MATERIAL FOR THIS TASK:

##############################

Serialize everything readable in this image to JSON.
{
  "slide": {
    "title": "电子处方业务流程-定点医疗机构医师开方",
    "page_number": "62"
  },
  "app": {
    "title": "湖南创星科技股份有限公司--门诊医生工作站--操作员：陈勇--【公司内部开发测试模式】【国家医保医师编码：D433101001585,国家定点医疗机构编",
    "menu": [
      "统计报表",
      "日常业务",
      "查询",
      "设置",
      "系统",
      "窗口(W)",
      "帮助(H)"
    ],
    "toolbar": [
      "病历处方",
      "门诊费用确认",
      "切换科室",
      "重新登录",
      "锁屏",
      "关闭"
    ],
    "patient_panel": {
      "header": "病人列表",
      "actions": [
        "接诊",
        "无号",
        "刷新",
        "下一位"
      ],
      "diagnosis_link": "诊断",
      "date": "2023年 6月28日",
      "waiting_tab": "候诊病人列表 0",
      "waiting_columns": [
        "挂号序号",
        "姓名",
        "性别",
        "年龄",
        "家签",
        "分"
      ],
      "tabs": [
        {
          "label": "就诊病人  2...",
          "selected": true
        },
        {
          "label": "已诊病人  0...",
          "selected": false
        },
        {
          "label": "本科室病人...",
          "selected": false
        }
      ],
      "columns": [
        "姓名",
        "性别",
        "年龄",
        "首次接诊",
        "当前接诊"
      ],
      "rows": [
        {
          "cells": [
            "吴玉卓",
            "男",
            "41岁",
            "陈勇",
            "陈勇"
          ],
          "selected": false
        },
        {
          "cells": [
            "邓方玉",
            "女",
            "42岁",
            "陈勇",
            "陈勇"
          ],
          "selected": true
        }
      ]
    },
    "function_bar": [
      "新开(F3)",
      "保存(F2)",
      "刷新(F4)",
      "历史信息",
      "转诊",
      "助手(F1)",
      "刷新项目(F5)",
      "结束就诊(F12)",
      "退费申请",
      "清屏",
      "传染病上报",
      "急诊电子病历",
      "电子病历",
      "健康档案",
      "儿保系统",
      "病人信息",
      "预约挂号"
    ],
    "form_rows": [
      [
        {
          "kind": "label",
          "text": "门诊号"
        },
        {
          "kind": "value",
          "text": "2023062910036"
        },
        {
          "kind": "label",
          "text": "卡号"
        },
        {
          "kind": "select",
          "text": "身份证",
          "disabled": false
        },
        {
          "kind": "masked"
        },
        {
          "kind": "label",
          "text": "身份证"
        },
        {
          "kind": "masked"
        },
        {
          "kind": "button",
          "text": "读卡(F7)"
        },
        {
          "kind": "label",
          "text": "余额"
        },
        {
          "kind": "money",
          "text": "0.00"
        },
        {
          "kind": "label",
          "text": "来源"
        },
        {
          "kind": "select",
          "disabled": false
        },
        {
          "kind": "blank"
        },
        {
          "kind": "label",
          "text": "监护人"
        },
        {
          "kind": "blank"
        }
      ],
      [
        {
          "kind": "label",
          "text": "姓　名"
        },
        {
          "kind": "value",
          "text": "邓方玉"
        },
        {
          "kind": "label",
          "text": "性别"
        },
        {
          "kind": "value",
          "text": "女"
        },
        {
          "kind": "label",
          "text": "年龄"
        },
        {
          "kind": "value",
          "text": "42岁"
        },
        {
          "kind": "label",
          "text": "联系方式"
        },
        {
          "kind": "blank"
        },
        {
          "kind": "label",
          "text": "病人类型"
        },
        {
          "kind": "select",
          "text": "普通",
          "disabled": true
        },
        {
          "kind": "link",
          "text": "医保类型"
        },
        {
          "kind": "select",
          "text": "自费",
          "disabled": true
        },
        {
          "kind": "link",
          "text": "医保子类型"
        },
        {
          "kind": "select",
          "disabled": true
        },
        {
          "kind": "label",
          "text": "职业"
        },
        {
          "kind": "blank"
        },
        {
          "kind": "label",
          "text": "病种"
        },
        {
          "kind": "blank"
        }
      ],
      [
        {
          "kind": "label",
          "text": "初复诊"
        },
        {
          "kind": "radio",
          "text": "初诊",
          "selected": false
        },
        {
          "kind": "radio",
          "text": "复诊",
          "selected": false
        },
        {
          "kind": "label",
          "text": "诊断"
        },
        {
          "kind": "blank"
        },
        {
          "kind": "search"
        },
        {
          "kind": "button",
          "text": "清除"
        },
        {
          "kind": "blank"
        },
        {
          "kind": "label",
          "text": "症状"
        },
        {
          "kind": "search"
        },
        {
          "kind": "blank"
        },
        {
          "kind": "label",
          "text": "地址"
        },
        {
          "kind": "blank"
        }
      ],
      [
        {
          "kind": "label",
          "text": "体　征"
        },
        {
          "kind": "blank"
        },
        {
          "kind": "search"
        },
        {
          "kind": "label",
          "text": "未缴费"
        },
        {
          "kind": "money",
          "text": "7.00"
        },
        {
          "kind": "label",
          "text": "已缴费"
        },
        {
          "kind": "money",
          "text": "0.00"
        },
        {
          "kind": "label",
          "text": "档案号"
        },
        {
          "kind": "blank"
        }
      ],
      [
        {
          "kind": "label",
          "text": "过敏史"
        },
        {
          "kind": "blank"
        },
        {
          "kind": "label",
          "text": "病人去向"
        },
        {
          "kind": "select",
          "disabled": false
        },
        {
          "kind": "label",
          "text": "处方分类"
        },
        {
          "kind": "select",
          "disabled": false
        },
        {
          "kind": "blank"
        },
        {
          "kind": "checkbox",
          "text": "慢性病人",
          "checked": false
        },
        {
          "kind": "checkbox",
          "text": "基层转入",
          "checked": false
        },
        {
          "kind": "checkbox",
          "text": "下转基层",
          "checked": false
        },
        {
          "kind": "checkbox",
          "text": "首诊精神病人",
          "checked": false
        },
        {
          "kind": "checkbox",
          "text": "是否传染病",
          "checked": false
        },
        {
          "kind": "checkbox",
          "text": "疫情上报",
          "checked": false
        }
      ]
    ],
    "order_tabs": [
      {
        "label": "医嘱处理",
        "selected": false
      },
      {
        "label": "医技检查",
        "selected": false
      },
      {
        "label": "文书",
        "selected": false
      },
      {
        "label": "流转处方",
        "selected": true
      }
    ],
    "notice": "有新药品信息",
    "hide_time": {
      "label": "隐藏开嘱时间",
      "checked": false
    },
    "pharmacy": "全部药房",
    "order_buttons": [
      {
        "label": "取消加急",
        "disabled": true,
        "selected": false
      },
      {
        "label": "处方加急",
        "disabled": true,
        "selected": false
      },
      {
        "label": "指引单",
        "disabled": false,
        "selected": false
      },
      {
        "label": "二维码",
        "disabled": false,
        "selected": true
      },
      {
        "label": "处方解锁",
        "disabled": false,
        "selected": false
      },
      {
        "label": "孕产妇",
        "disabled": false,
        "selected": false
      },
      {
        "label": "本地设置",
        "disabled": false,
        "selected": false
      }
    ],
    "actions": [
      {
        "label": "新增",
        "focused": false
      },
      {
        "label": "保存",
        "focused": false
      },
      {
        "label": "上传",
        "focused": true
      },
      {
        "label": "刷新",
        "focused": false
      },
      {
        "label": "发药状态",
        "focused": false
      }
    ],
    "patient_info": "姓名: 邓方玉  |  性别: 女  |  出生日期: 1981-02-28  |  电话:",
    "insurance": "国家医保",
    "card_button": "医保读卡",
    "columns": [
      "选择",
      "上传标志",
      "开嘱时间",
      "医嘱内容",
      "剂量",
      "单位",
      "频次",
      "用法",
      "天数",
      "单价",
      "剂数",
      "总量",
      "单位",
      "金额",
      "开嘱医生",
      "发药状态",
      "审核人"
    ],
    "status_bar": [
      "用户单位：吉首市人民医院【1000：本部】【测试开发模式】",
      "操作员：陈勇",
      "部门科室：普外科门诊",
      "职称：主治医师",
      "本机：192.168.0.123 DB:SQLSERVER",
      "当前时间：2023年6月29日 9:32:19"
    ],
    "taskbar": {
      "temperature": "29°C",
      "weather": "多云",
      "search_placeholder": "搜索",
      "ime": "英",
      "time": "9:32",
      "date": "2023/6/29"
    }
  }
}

##############################

DIRECTION:
Collect the lines of the records that include the string "title".

WORKED ANSWER:
    "title": "电子处方业务流程-定点医疗机构医师开方",
    "title": "湖南创星科技股份有限公司--门诊医生工作站--操作员：陈勇--【公司内部开发测试模式】【国家医保医师编码：D433101001585,国家定点医疗机构编",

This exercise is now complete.